● Some records
BEGIN
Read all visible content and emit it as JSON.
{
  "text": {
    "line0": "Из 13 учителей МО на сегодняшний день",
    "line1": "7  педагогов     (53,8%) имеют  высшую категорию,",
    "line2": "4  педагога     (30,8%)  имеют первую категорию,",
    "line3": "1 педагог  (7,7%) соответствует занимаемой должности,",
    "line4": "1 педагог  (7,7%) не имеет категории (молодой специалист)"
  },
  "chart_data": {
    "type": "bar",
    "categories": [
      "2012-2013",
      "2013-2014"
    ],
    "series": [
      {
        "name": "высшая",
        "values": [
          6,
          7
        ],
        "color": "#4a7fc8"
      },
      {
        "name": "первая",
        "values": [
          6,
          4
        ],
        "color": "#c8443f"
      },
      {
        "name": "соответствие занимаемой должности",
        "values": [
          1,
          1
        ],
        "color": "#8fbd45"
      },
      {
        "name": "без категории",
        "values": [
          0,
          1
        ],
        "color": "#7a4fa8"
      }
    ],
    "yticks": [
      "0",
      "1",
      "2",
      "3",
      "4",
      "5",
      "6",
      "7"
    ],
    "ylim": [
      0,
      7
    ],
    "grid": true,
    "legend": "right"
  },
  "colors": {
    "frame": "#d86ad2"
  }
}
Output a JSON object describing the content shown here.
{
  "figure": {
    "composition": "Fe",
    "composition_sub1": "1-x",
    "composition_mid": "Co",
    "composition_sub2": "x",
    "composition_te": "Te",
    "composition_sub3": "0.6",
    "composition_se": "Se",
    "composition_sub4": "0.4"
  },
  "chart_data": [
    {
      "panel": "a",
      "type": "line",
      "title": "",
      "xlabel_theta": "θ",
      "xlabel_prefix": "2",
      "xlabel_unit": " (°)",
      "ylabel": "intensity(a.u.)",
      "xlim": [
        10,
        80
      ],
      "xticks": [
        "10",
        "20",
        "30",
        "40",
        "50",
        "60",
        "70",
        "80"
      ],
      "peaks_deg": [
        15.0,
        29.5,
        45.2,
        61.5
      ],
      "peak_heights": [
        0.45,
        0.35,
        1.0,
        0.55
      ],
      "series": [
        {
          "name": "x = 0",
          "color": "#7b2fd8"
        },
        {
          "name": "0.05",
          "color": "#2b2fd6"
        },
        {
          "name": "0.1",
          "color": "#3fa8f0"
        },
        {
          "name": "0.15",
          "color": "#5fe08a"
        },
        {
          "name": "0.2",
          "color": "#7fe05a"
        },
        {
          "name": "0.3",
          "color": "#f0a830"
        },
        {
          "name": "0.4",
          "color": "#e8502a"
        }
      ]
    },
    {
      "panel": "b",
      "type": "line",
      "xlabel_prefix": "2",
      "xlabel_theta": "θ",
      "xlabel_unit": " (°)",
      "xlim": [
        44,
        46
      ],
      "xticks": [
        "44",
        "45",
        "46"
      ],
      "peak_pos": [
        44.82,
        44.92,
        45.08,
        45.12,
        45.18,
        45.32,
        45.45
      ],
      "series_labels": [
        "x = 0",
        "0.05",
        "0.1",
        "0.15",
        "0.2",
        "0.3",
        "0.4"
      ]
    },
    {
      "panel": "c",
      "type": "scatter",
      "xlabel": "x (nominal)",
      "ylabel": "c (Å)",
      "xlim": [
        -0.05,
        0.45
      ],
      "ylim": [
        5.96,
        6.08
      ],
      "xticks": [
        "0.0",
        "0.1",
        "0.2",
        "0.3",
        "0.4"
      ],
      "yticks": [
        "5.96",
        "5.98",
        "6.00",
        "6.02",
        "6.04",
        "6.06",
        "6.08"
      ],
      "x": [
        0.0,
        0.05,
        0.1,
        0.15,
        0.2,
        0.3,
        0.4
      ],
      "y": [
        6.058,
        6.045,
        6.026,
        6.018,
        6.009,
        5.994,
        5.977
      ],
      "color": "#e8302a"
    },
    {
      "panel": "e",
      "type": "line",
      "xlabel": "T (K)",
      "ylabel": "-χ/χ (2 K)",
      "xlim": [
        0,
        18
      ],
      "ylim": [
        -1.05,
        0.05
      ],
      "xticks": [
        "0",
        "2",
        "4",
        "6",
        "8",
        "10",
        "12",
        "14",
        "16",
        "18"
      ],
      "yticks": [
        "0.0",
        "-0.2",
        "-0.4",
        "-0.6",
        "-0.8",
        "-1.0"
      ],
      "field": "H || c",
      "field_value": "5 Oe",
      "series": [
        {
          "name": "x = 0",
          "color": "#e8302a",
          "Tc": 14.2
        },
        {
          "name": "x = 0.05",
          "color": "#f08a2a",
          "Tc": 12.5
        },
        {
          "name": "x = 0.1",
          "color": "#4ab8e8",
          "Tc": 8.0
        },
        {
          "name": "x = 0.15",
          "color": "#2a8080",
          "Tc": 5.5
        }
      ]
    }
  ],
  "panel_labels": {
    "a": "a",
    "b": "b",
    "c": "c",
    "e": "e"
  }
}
END
● What the exercise asks
Select and copy every line of the listing with the word "должности".

● Solution to the exercise
    "line3": "1 педагог  (7,7%) соответствует занимаемой должности,",
        "name": "соответствие занимаемой должности",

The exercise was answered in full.